Problem details: Return all the data below as it stands, minus the pictures.

Records for the task:
┏━━

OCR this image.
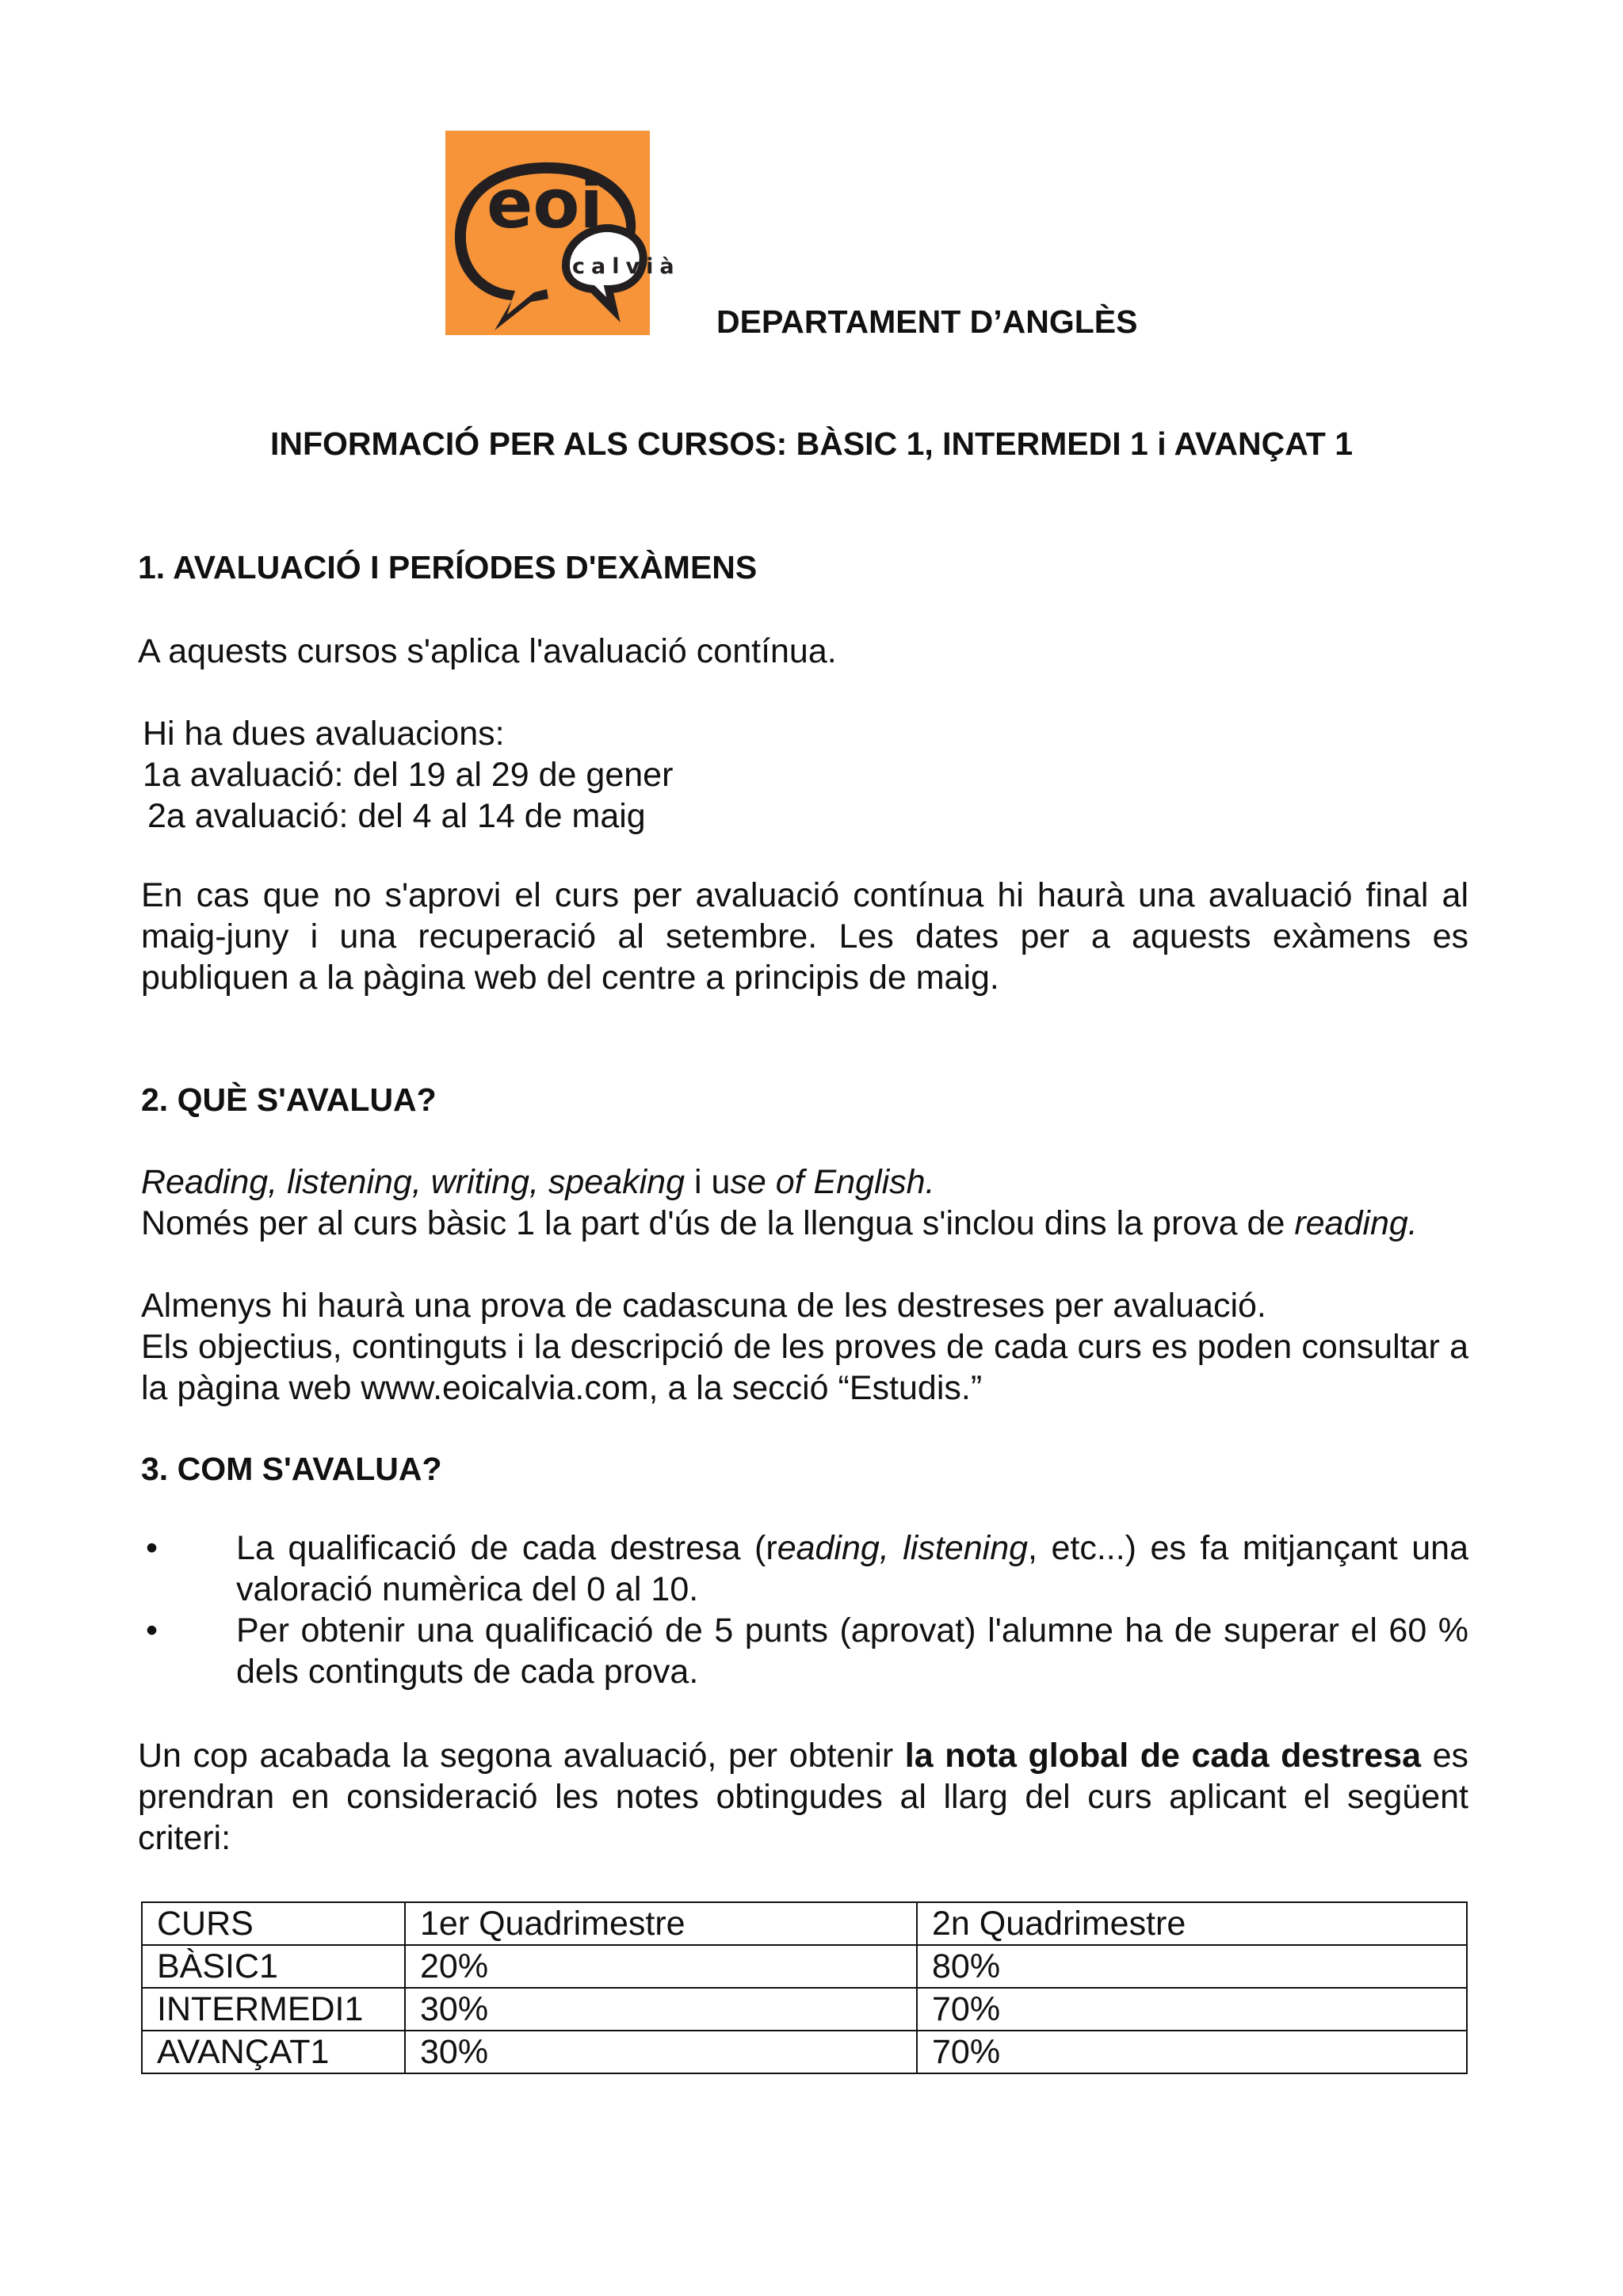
eoi
calvià
DEPARTAMENT D’ANGLÈS
INFORMACIÓ PER ALS CURSOS: BÀSIC 1, INTERMEDI 1 i AVANÇAT 1
1. AVALUACIÓ I PERÍODES D'EXÀMENS
A aquests cursos s'aplica l'avaluació contínua.
Hi ha dues avaluacions:
1a avaluació: del 19 al 29 de gener
2a avaluació: del 4 al 14 de maig
En cas que no s'aprovi el curs per avaluació contínua hi haurà una avaluació final al maig-juny i una recuperació al setembre. Les dates per a aquests exàmens es publiquen a la pàgina web del centre a principis de maig.
2. QUÈ S'AVALUA?
Reading, listening, writing, speaking i use of English.
Només per al curs bàsic 1 la part d'ús de la llengua s'inclou dins la prova de reading.
Almenys hi haurà una prova de cadascuna de les destreses per avaluació.
Els objectius, continguts i la descripció de les proves de cada curs es poden consultar a la pàgina web www.eoicalvia.com, a la secció “Estudis.”
3. COM S'AVALUA?
• La qualificació de cada destresa (reading, listening, etc...) es fa mitjançant una valoració numèrica del 0 al 10.
• Per obtenir una qualificació de 5 punts (aprovat) l'alumne ha de superar el 60 % dels continguts de cada prova.
Un cop acabada la segona avaluació, per obtenir la nota global de cada destresa es prendran en consideració les notes obtingudes al llarg del curs aplicant el següent criteri:
CURS	1er Quadrimestre	2n Quadrimestre
BÀSIC1	20%	80%
INTERMEDI1	30%	70%
AVANÇAT1	30%	70%
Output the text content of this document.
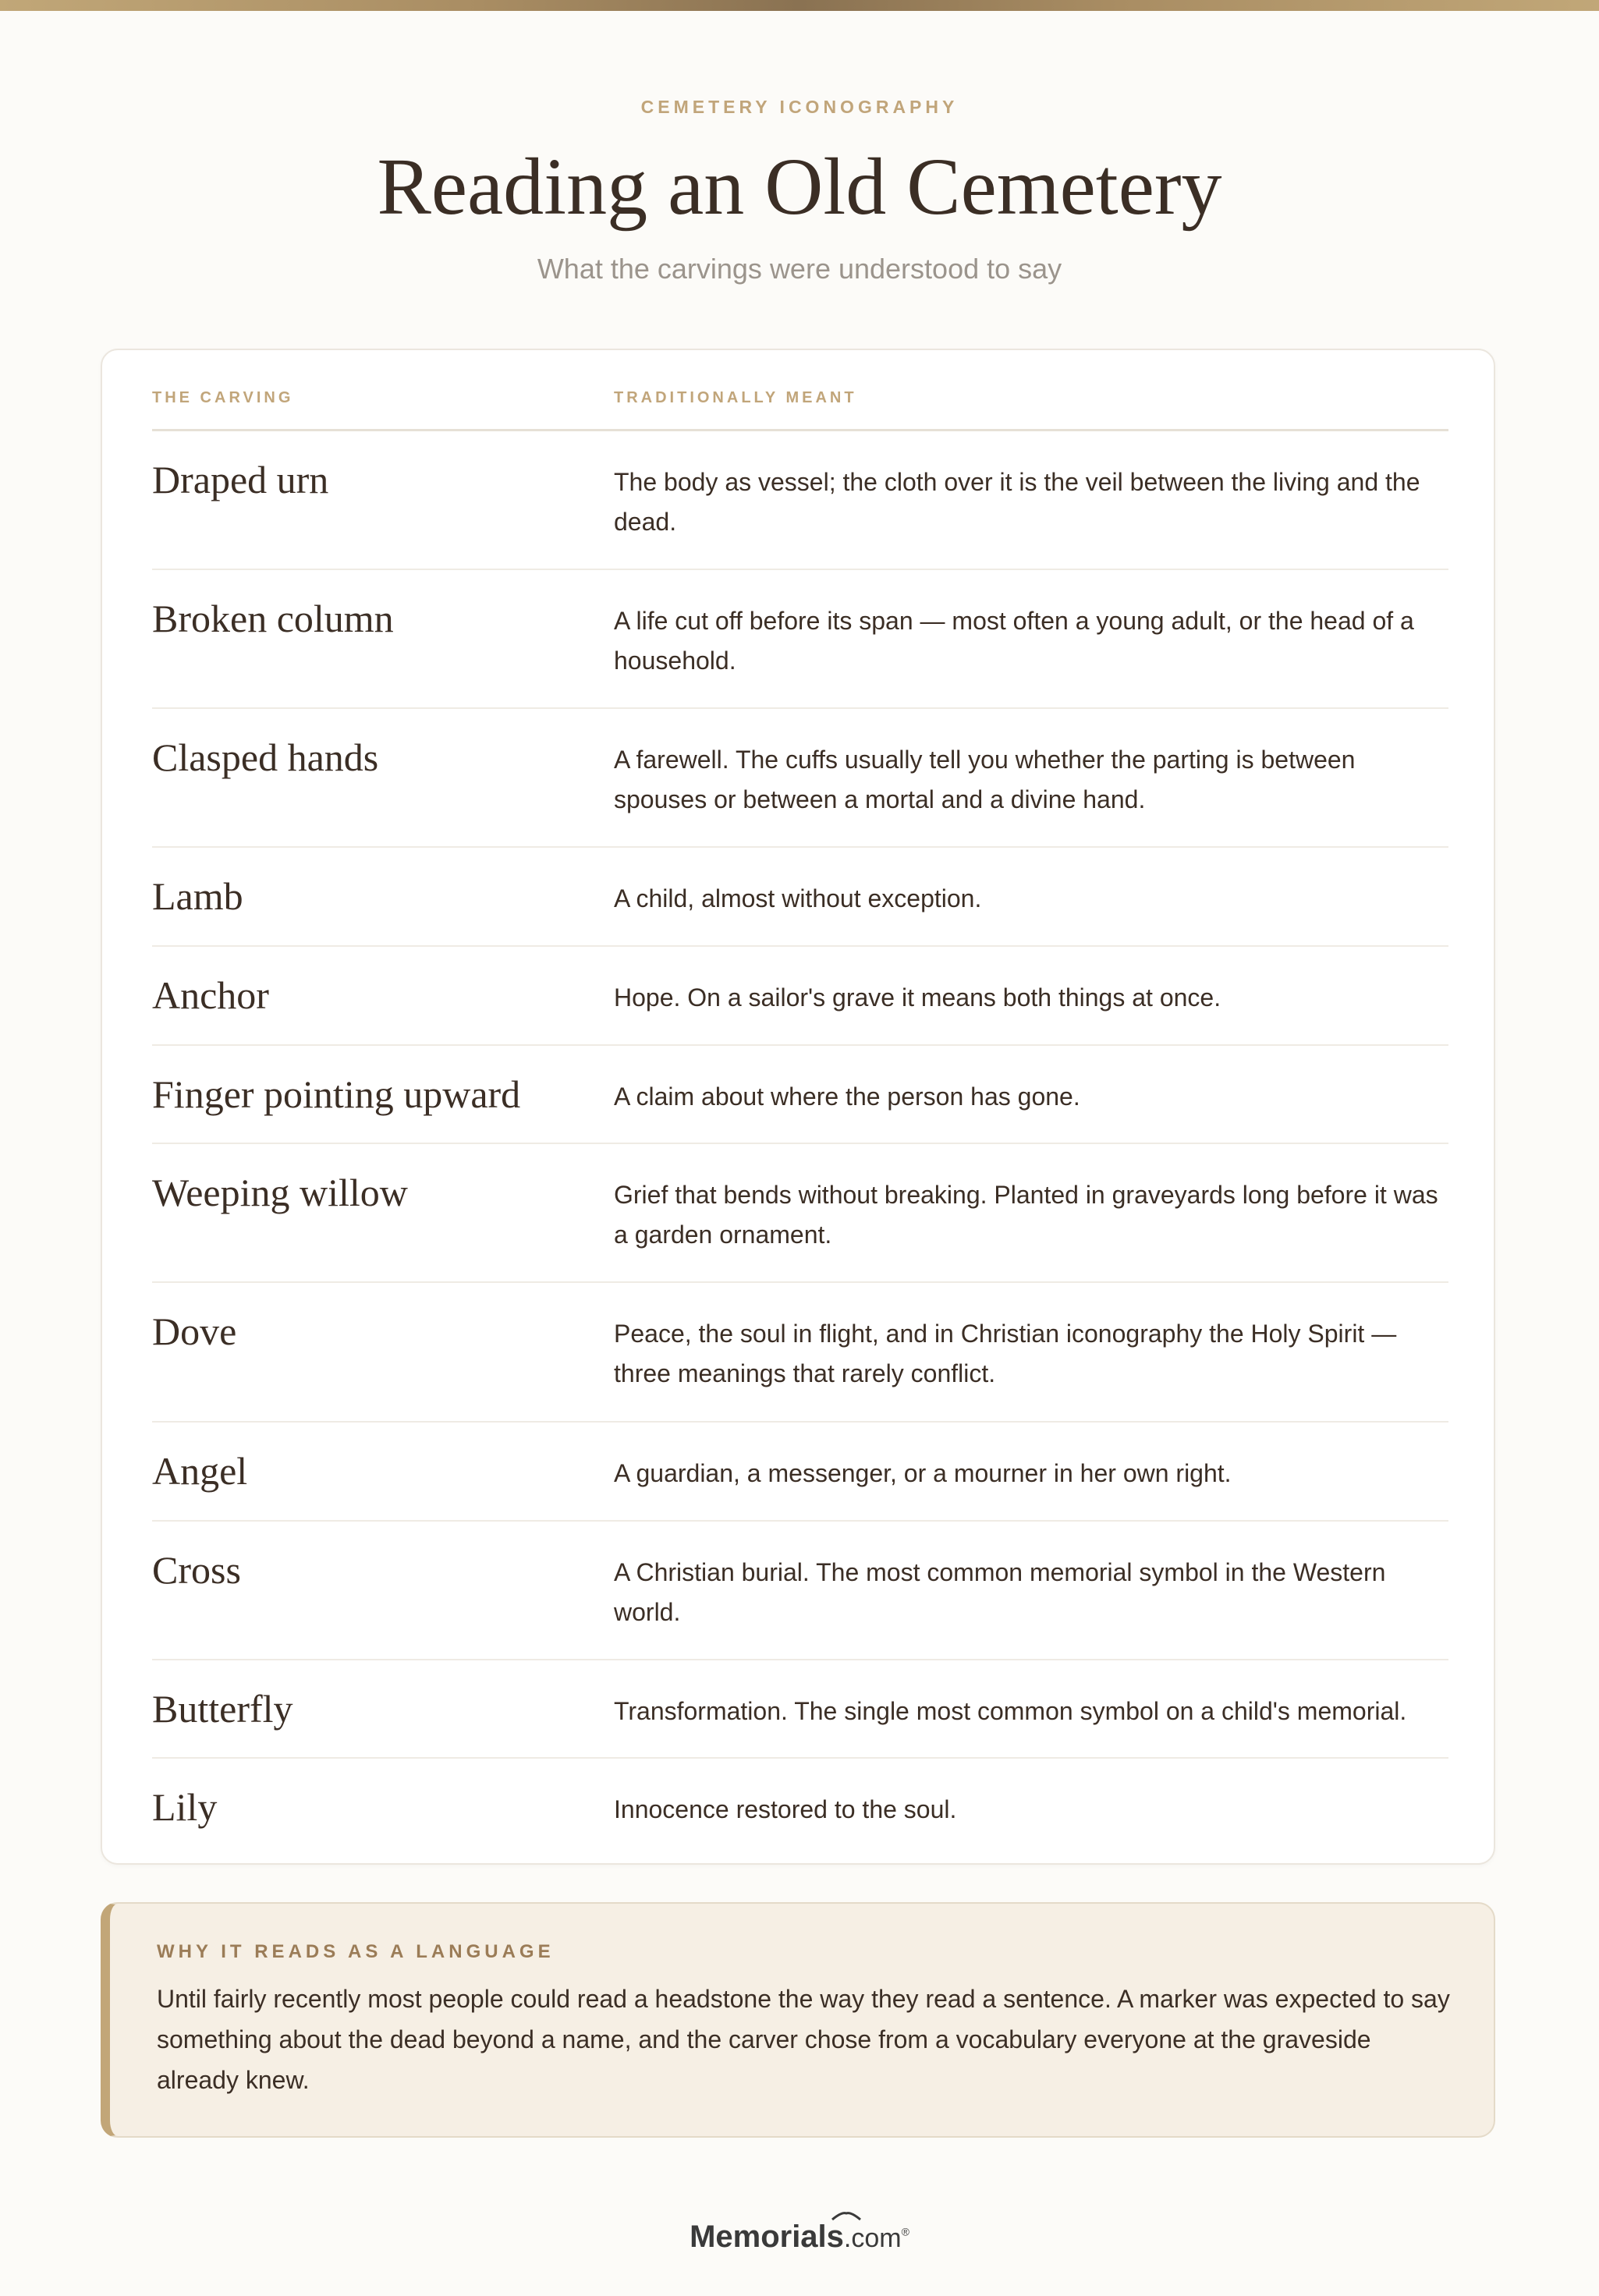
CEMETERY ICONOGRAPHY
Reading an Old Cemetery
What the carvings were understood to say
THE CARVING	TRADITIONALLY MEANT
Draped urn	The body as vessel; the cloth over it is the veil between the living and the dead.
Broken column	A life cut off before its span — most often a young adult, or the head of a household.
Clasped hands	A farewell. The cuffs usually tell you whether the parting is between spouses or between a mortal and a divine hand.
Lamb	A child, almost without exception.
Anchor	Hope. On a sailor's grave it means both things at once.
Finger pointing upward	A claim about where the person has gone.
Weeping willow	Grief that bends without breaking. Planted in graveyards long before it was a garden ornament.
Dove	Peace, the soul in flight, and in Christian iconography the Holy Spirit — three meanings that rarely conflict.
Angel	A guardian, a messenger, or a mourner in her own right.
Cross	A Christian burial. The most common memorial symbol in the Western world.
Butterfly	Transformation. The single most common symbol on a child's memorial.
Lily	Innocence restored to the soul.
WHY IT READS AS A LANGUAGE
Until fairly recently most people could read a headstone the way they read a sentence. A marker was expected to say something about the dead beyond a name, and the carver chose from a vocabulary everyone at the graveside already knew.
Memorials.com®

┗━━

Exercise solution:
OCR this image.
eoi
calvià
DEPARTAMENT D’ANGLÈS
INFORMACIÓ PER ALS CURSOS: BÀSIC 1, INTERMEDI 1 i AVANÇAT 1
1. AVALUACIÓ I PERÍODES D'EXÀMENS
A aquests cursos s'aplica l'avaluació contínua.
Hi ha dues avaluacions:
1a avaluació: del 19 al 29 de gener
2a avaluació: del 4 al 14 de maig
En cas que no s'aprovi el curs per avaluació contínua hi haurà una avaluació final al maig-juny i una recuperació al setembre. Les dates per a aquests exàmens es publiquen a la pàgina web del centre a principis de maig.
2. QUÈ S'AVALUA?
Reading, listening, writing, speaking i use of English.
Només per al curs bàsic 1 la part d'ús de la llengua s'inclou dins la prova de reading.
Almenys hi haurà una prova de cadascuna de les destreses per avaluació.
Els objectius, continguts i la descripció de les proves de cada curs es poden consultar a la pàgina web www.eoicalvia.com, a la secció “Estudis.”
3. COM S'AVALUA?
• La qualificació de cada destresa (reading, listening, etc...) es fa mitjançant una valoració numèrica del 0 al 10.
• Per obtenir una qualificació de 5 punts (aprovat) l'alumne ha de superar el 60 % dels continguts de cada prova.
Un cop acabada la segona avaluació, per obtenir la nota global de cada destresa es prendran en consideració les notes obtingudes al llarg del curs aplicant el següent criteri:
CURS	1er Quadrimestre	2n Quadrimestre
BÀSIC1	20%	80%
INTERMEDI1	30%	70%
AVANÇAT1	30%	70%
Output the text content of this document.
CEMETERY ICONOGRAPHY
Reading an Old Cemetery
What the carvings were understood to say
THE CARVING	TRADITIONALLY MEANT
Draped urn	The body as vessel; the cloth over it is the veil between the living and the dead.
Broken column	A life cut off before its span — most often a young adult, or the head of a household.
Clasped hands	A farewell. The cuffs usually tell you whether the parting is between spouses or between a mortal and a divine hand.
Lamb	A child, almost without exception.
Anchor	Hope. On a sailor's grave it means both things at once.
Finger pointing upward	A claim about where the person has gone.
Weeping willow	Grief that bends without breaking. Planted in graveyards long before it was a garden ornament.
Dove	Peace, the soul in flight, and in Christian iconography the Holy Spirit — three meanings that rarely conflict.
Angel	A guardian, a messenger, or a mourner in her own right.
Cross	A Christian burial. The most common memorial symbol in the Western world.
Butterfly	Transformation. The single most common symbol on a child's memorial.
Lily	Innocence restored to the soul.
WHY IT READS AS A LANGUAGE
Until fairly recently most people could read a headstone the way they read a sentence. A marker was expected to say something about the dead beyond a name, and the carver chose from a vocabulary everyone at the graveside already knew.
Memorials.com®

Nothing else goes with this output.